• _INFORMATION SUPPLIED_:
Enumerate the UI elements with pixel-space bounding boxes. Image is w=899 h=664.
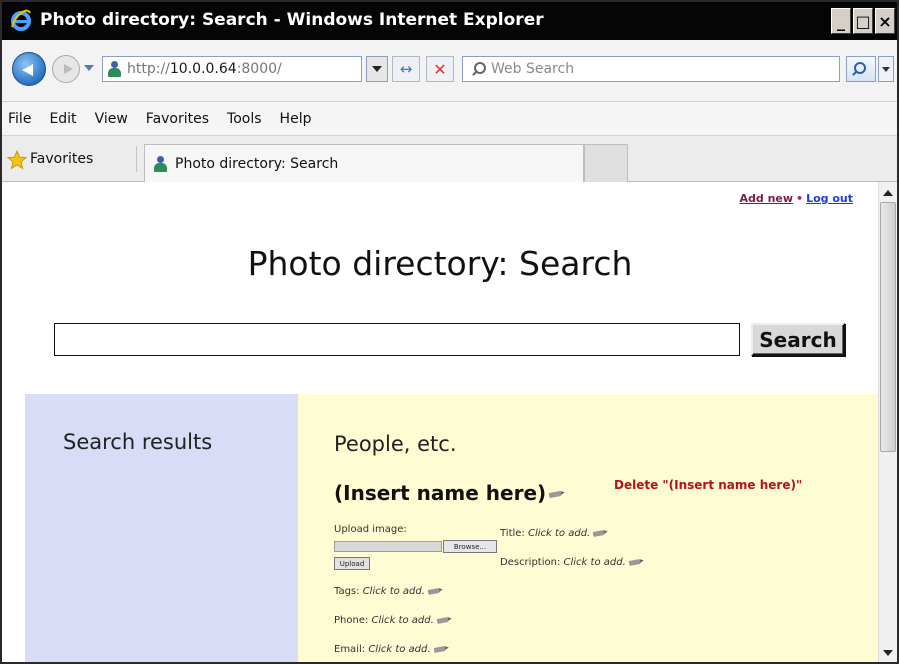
new-tab-button[interactable] <box>584 144 628 182</box>
divider <box>136 146 137 172</box>
search-button[interactable]: Search <box>751 323 845 356</box>
pencil-icon[interactable] <box>433 645 445 653</box>
link-separator: • <box>796 192 804 205</box>
email-field[interactable]: Email: Click to add. <box>334 644 445 655</box>
vertical-scrollbar[interactable] <box>878 182 897 662</box>
phone-field[interactable]: Phone: Click to add. <box>334 615 449 626</box>
window-title: Photo directory: Search - Windows Intern… <box>40 10 544 30</box>
entry-name[interactable]: (Insert name here) <box>334 481 562 505</box>
menu-tools[interactable]: Tools <box>218 111 271 127</box>
search-icon <box>471 62 486 76</box>
people-heading: People, etc. <box>334 432 457 456</box>
menu-edit[interactable]: Edit <box>40 111 85 127</box>
page-person-icon <box>153 155 167 172</box>
pencil-icon[interactable] <box>592 529 605 537</box>
description-field[interactable]: Description: Click to add. <box>500 557 641 568</box>
search-input[interactable] <box>54 323 740 356</box>
pencil-icon[interactable] <box>436 616 449 624</box>
menu-help[interactable]: Help <box>271 111 321 127</box>
window-controls: _ □ × <box>831 8 895 34</box>
pencil-icon[interactable] <box>548 490 562 499</box>
field-label: Email: <box>334 644 366 655</box>
entry-name-text: (Insert name here) <box>334 481 547 505</box>
ie-logo-icon <box>11 9 31 31</box>
forward-icon[interactable] <box>52 55 80 83</box>
search-options-dropdown[interactable] <box>878 56 894 82</box>
menu-bar: File Edit View Favorites Tools Help <box>2 102 897 136</box>
field-value: Click to add. <box>563 557 626 568</box>
page-title: Photo directory: Search <box>247 244 633 283</box>
maximize-button[interactable]: □ <box>853 8 873 34</box>
address-toolbar: http://10.0.0.64:8000/ ↔ ✕ Web Search <box>2 40 897 102</box>
url-text: http://10.0.0.64:8000/ <box>127 61 282 77</box>
search-icon <box>851 62 866 76</box>
menu-favorites[interactable]: Favorites <box>137 111 218 127</box>
menu-view[interactable]: View <box>86 111 137 127</box>
scroll-thumb[interactable] <box>880 202 896 452</box>
search-go-button[interactable] <box>846 56 876 82</box>
page-person-icon <box>107 61 121 77</box>
search-results-panel: Search results <box>25 394 298 662</box>
field-value: Click to add. <box>368 644 431 655</box>
tab-label: Photo directory: Search <box>175 155 339 172</box>
browse-button[interactable]: Browse... <box>443 540 497 553</box>
recent-pages-dropdown[interactable] <box>84 65 94 71</box>
address-dropdown-button[interactable] <box>366 56 388 82</box>
title-bar: Photo directory: Search - Windows Intern… <box>2 2 897 40</box>
stop-button[interactable]: ✕ <box>426 56 454 82</box>
field-value: Click to add. <box>528 528 591 539</box>
add-new-link[interactable]: Add new <box>740 192 794 205</box>
web-search-placeholder: Web Search <box>491 61 575 77</box>
scroll-down-button[interactable] <box>880 644 896 662</box>
field-label: Phone: <box>334 615 369 626</box>
pencil-icon[interactable] <box>628 558 641 566</box>
close-button[interactable]: × <box>875 8 895 34</box>
menu-file[interactable]: File <box>2 111 40 127</box>
address-input[interactable]: http://10.0.0.64:8000/ <box>102 56 362 82</box>
tab-photo-directory[interactable]: Photo directory: Search <box>144 144 584 182</box>
favorites-button[interactable]: Favorites <box>30 151 93 167</box>
browser-window: Photo directory: Search - Windows Intern… <box>0 0 899 664</box>
top-links: Add new • Log out <box>740 192 854 205</box>
upload-image-label: Upload image: <box>334 524 407 535</box>
minimize-button[interactable]: _ <box>831 8 851 34</box>
scroll-up-button[interactable] <box>880 184 896 202</box>
field-label: Description: <box>500 557 561 568</box>
people-panel: People, etc. (Insert name here) Delete "… <box>298 394 879 662</box>
delete-entry-link[interactable]: Delete "(Insert name here)" <box>614 478 802 492</box>
pencil-icon[interactable] <box>427 587 440 595</box>
title-field[interactable]: Title: Click to add. <box>500 528 605 539</box>
web-search-input[interactable]: Web Search <box>462 56 840 82</box>
tags-field[interactable]: Tags: Click to add. <box>334 586 440 597</box>
page-viewport: Add new • Log out Photo directory: Search … <box>2 182 897 662</box>
field-value: Click to add. <box>371 615 434 626</box>
file-path-field[interactable] <box>334 541 442 552</box>
favorites-bar: Favorites Photo directory: Search <box>2 136 897 182</box>
upload-button[interactable]: Upload <box>334 557 370 570</box>
field-label: Tags: <box>334 586 360 597</box>
field-value: Click to add. <box>362 586 425 597</box>
log-out-link[interactable]: Log out <box>806 192 853 205</box>
field-label: Title: <box>500 528 525 539</box>
back-icon[interactable] <box>12 52 46 86</box>
favorites-star-icon[interactable] <box>6 149 28 171</box>
search-results-heading: Search results <box>63 430 213 454</box>
refresh-button[interactable]: ↔ <box>392 56 420 82</box>
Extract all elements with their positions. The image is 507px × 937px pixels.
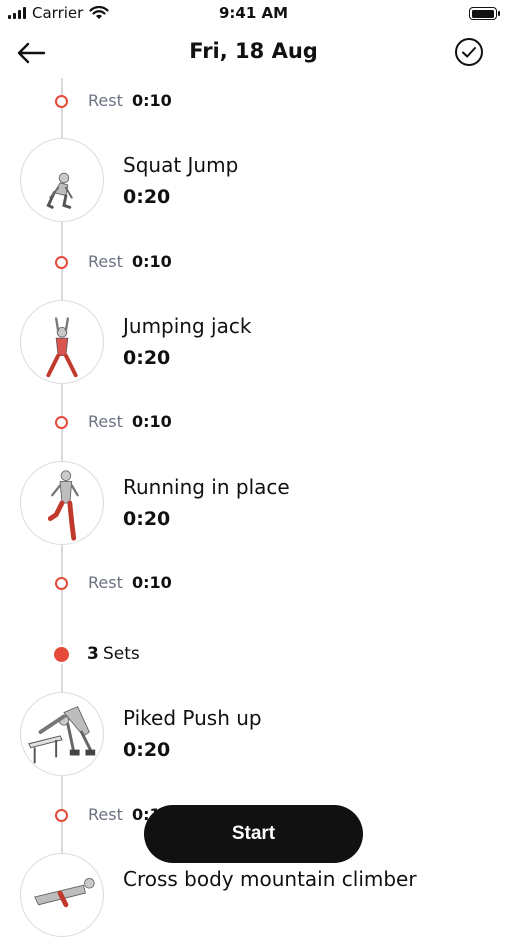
exercise-name: Running in place: [123, 475, 290, 499]
rest-marker-icon: [55, 95, 68, 108]
rest-duration: 0:10: [132, 252, 172, 271]
exercise-image[interactable]: [20, 461, 104, 545]
timeline-line: [61, 664, 63, 692]
exercise-image[interactable]: [20, 692, 104, 776]
rest-duration: 0:10: [132, 91, 172, 110]
exercise-duration: 0:20: [123, 508, 171, 530]
rest-label: Rest: [88, 412, 123, 431]
running-figure: [47, 470, 79, 541]
sets-label: Sets: [103, 644, 140, 664]
exercise-duration: 0:20: [123, 186, 171, 208]
exercise-name: Piked Push up: [123, 706, 262, 730]
rest-marker-icon: [55, 577, 68, 590]
pushup-figure: [28, 706, 96, 764]
mountain-climber-figure: [34, 878, 95, 908]
exercise-name: Cross body mountain climber: [123, 867, 417, 891]
rest-duration: 0:10: [132, 573, 172, 592]
rest-marker-icon: [55, 256, 68, 269]
jumping-jack-figure: [46, 317, 78, 378]
exercise-name: Jumping jack: [123, 314, 252, 338]
squat-jump-figure: [46, 172, 73, 209]
exercise-image[interactable]: [20, 138, 104, 222]
rest-label: Rest: [88, 805, 123, 824]
rest-marker-icon: [55, 416, 68, 429]
rest-label: Rest: [88, 252, 123, 271]
status-bar: Carrier 9:41 AM: [0, 0, 507, 26]
exercise-name: Squat Jump: [123, 153, 239, 177]
rest-duration: 0:10: [132, 412, 172, 431]
exercise-image[interactable]: [20, 853, 104, 937]
header: Fri, 18 Aug: [0, 26, 507, 78]
exercise-duration: 0:20: [123, 347, 171, 369]
rest-label: Rest: [88, 573, 123, 592]
sets-count: 3: [87, 644, 99, 664]
check-circle-icon[interactable]: [453, 36, 485, 68]
timeline-line: [61, 78, 63, 138]
sets-marker-icon: [54, 647, 69, 662]
status-time: 9:41 AM: [218, 4, 289, 22]
exercise-duration: 0:20: [123, 739, 171, 761]
battery-icon: [469, 7, 500, 20]
page-title: Fri, 18 Aug: [189, 39, 318, 63]
timeline-line: [61, 545, 63, 645]
rest-label: Rest: [88, 91, 123, 110]
exercise-image[interactable]: [20, 300, 104, 384]
start-button[interactable]: Start: [144, 805, 363, 863]
rest-marker-icon: [55, 809, 68, 822]
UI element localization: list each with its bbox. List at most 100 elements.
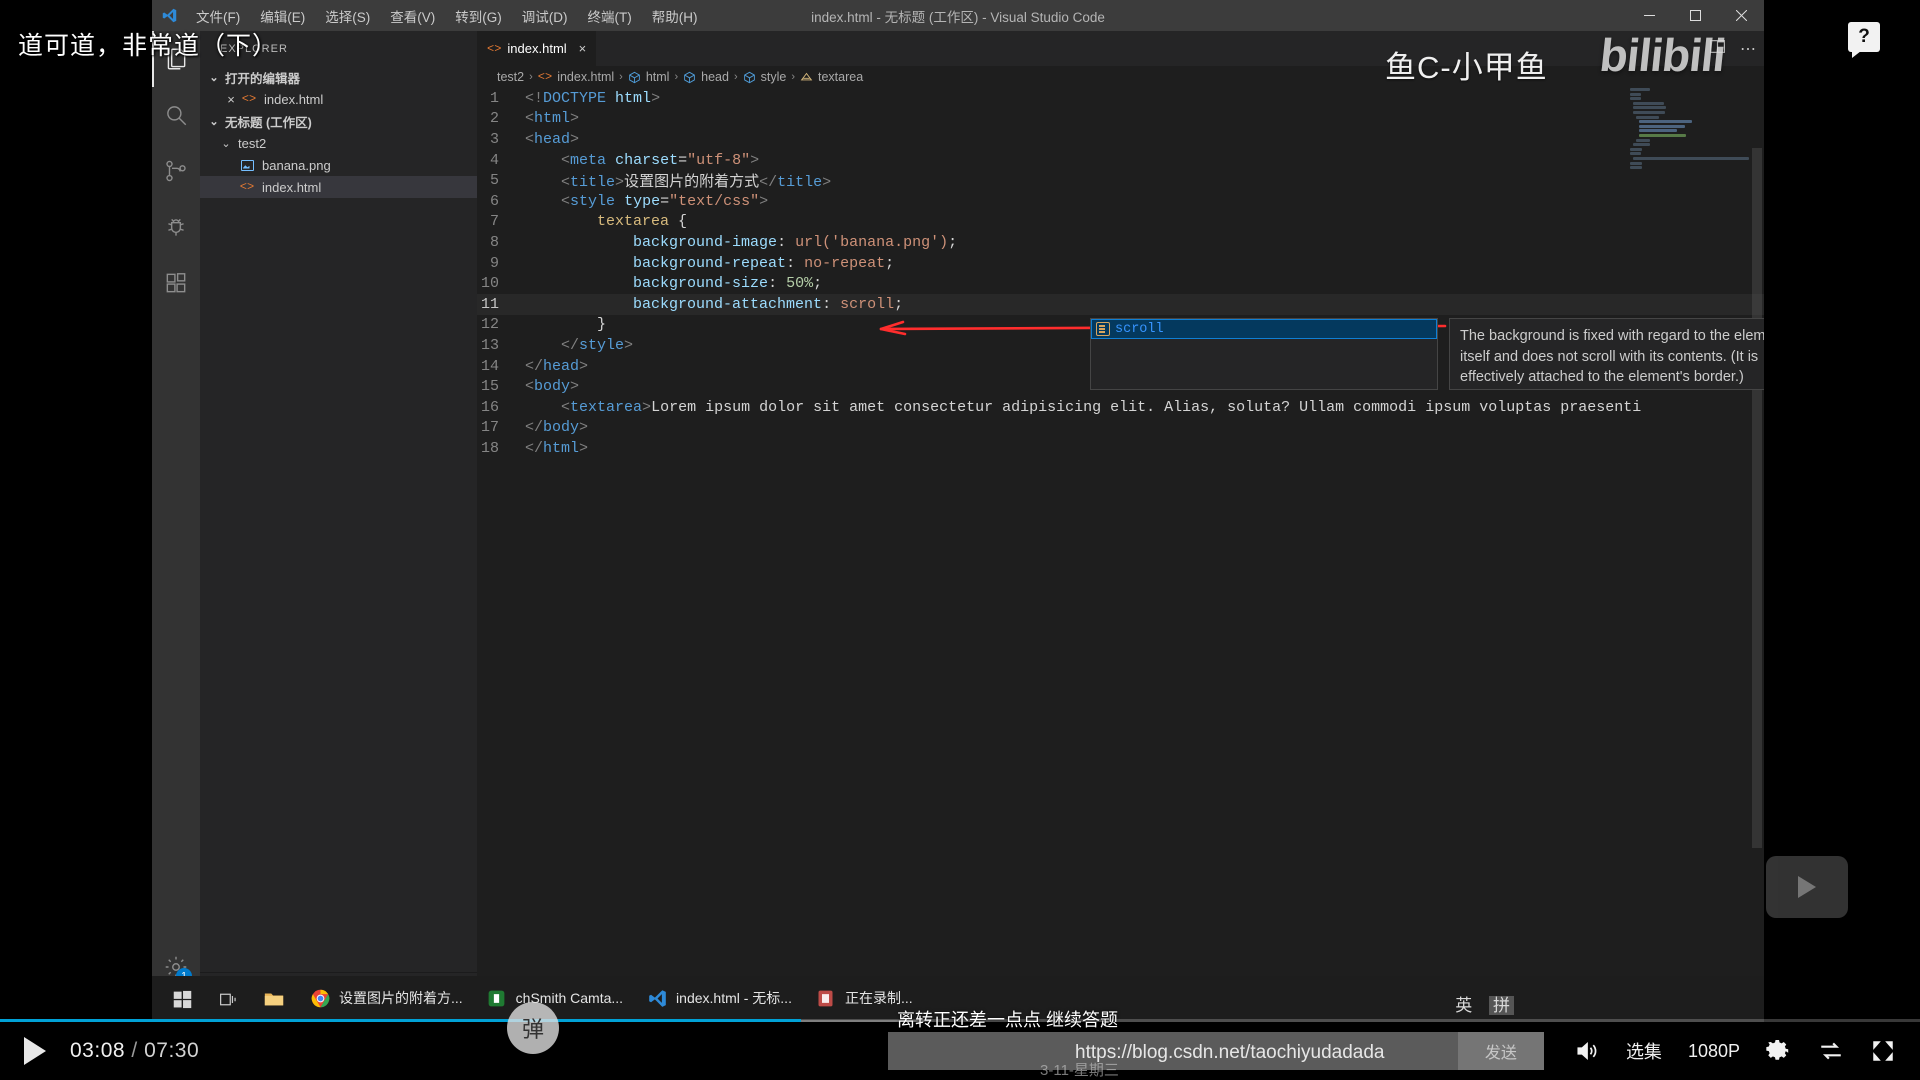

• _REQUIREMENT_:
Identify every line in the entries above that contains the string "Delete", with uppercase and lowercase letters matching, and copy each such line in full.

• _TASK ANSWER_:
people-panel: People, etc. (Insert name here) Delete "… <box>298 394 879 662</box>
delete-entry-link[interactable]: Delete "(Insert name here)" <box>614 478 802 492</box>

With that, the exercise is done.